§ The problem
Present the following entries again, word for word and in full.

§ Data records
╔══

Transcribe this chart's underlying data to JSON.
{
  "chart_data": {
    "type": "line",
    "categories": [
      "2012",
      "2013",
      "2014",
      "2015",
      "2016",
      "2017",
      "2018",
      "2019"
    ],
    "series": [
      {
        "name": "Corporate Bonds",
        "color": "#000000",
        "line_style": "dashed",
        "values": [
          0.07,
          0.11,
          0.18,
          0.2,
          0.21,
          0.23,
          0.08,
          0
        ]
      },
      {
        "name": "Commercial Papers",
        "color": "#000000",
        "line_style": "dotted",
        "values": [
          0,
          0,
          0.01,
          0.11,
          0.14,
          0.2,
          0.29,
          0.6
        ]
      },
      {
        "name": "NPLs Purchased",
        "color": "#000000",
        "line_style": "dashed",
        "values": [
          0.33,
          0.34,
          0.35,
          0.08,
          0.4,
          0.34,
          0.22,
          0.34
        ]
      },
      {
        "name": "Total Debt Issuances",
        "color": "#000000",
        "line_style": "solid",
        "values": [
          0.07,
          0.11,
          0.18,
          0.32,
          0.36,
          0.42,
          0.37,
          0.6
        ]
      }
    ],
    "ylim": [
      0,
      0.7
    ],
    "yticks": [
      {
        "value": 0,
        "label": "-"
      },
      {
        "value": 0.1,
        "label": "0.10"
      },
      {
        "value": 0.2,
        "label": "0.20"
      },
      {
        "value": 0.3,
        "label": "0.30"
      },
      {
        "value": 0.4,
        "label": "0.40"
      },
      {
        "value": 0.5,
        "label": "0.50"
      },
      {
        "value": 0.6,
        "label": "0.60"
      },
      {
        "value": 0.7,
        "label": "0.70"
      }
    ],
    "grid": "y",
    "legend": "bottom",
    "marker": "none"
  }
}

╚══

§ Reply
Transcribe this chart's underlying data to JSON.
{
  "chart_data": {
    "type": "line",
    "categories": [
      "2012",
      "2013",
      "2014",
      "2015",
      "2016",
      "2017",
      "2018",
      "2019"
    ],
    "series": [
      {
        "name": "Corporate Bonds",
        "color": "#000000",
        "line_style": "dashed",
        "values": [
          0.07,
          0.11,
          0.18,
          0.2,
          0.21,
          0.23,
          0.08,
          0
        ]
      },
      {
        "name": "Commercial Papers",
        "color": "#000000",
        "line_style": "dotted",
        "values": [
          0,
          0,
          0.01,
          0.11,
          0.14,
          0.2,
          0.29,
          0.6
        ]
      },
      {
        "name": "NPLs Purchased",
        "color": "#000000",
        "line_style": "dashed",
        "values": [
          0.33,
          0.34,
          0.35,
          0.08,
          0.4,
          0.34,
          0.22,
          0.34
        ]
      },
      {
        "name": "Total Debt Issuances",
        "color": "#000000",
        "line_style": "solid",
        "values": [
          0.07,
          0.11,
          0.18,
          0.32,
          0.36,
          0.42,
          0.37,
          0.6
        ]
      }
    ],
    "ylim": [
      0,
      0.7
    ],
    "yticks": [
      {
        "value": 0,
        "label": "-"
      },
      {
        "value": 0.1,
        "label": "0.10"
      },
      {
        "value": 0.2,
        "label": "0.20"
      },
      {
        "value": 0.3,
        "label": "0.30"
      },
      {
        "value": 0.4,
        "label": "0.40"
      },
      {
        "value": 0.5,
        "label": "0.50"
      },
      {
        "value": 0.6,
        "label": "0.60"
      },
      {
        "value": 0.7,
        "label": "0.70"
      }
    ],
    "grid": "y",
    "legend": "bottom",
    "marker": "none"
  }
}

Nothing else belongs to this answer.